Objective a:
Translate this sentence from the book review into French: "I really thought this was going somewhere."

Supplied text:
=-=-=
Showing 1-5 of 25 (next | show all)
I really thought this was going somewhere. I was wrong. ( )
  jamestomasino | Sep 11, 2021 |
These books are a treat- written by not a trained writer but a trained historian, they combine several unique threads.

The basic setting is a early Medieval/Dark Age autocracy, where the central protagonist- Rohan- dreams of transitioning into what we would describe as a constitutional monarchy defined by the rule of law. He is the scion of generations of warlords and kingdom builders, interestingly heir to all of their ruthlessness and ambition, but with it turned toward building a stable tomorrow not dependent on the justice of the strongest ruler around.

Rawn, given her background, has a firm grasp of society and different cultures; the one major gripe I had reading these is her continent, in terms of travel distance, is just too small. The population sizes are correct for 5th-7th century cities, towns, and warfare- but the distances involved are just not there.
=-=-=
The records:
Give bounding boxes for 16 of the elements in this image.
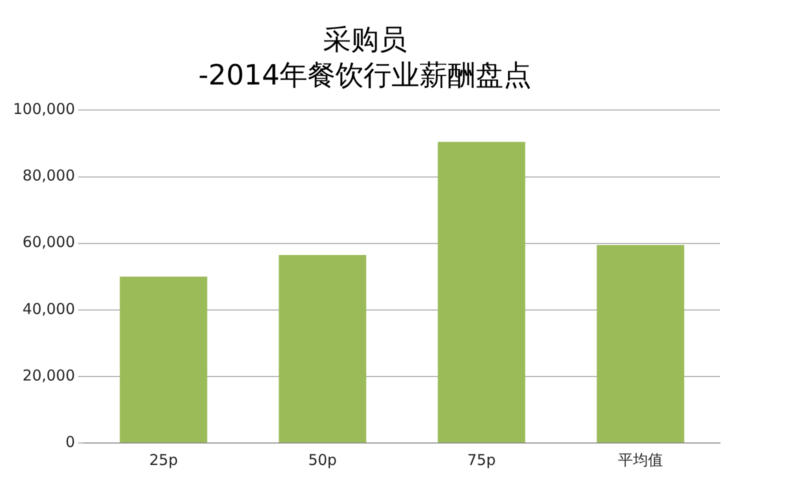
bar [438,142,526,442]
bar [278,254,366,442]
chart-subtitle: -2014年餐饮行业薪酬盘点 [198,58,532,92]
y-tick-label: 20,000 [22,366,76,384]
x-tick-label: 50p [308,450,337,469]
bar [120,276,208,442]
y-tick-label: 100,000 [13,100,76,118]
y-tick-label: 80,000 [22,166,76,185]
y-tick-label: 60,000 [22,233,76,252]
bar [596,244,684,442]
x-tick-label: 平均值 [618,450,664,469]
y-tick-label: 40,000 [22,300,76,318]
x-tick-label: 75p [467,450,496,469]
x-tick-label: 25p [149,450,178,469]
y-tick-label: 0 [65,432,76,451]
chart-title: 采购员 [323,23,407,56]
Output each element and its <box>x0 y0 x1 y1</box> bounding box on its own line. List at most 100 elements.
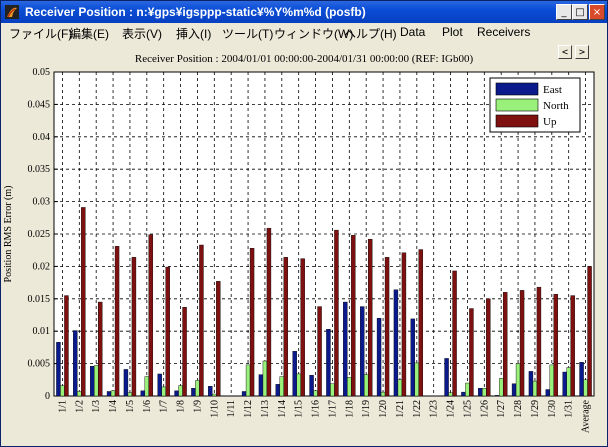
=-=-=
Objective b:
Reproduce the listing starting at its first line and ending at the line containing "y-tick-label: 60,000 [22,233,76,252]", but swap "image" for "chart" and leave everything else the same. Omit the pictures.

Task result a:
Je pensais vraiment que cela menait quelque part.

Task result b:
Give bounding boxes for 16 of the elements in this chart.
bar [438,142,526,442]
bar [278,254,366,442]
chart-subtitle: -2014年餐饮行业薪酬盘点 [198,58,532,92]
y-tick-label: 20,000 [22,366,76,384]
x-tick-label: 50p [308,450,337,469]
bar [120,276,208,442]
y-tick-label: 100,000 [13,100,76,118]
y-tick-label: 80,000 [22,166,76,185]
y-tick-label: 60,000 [22,233,76,252]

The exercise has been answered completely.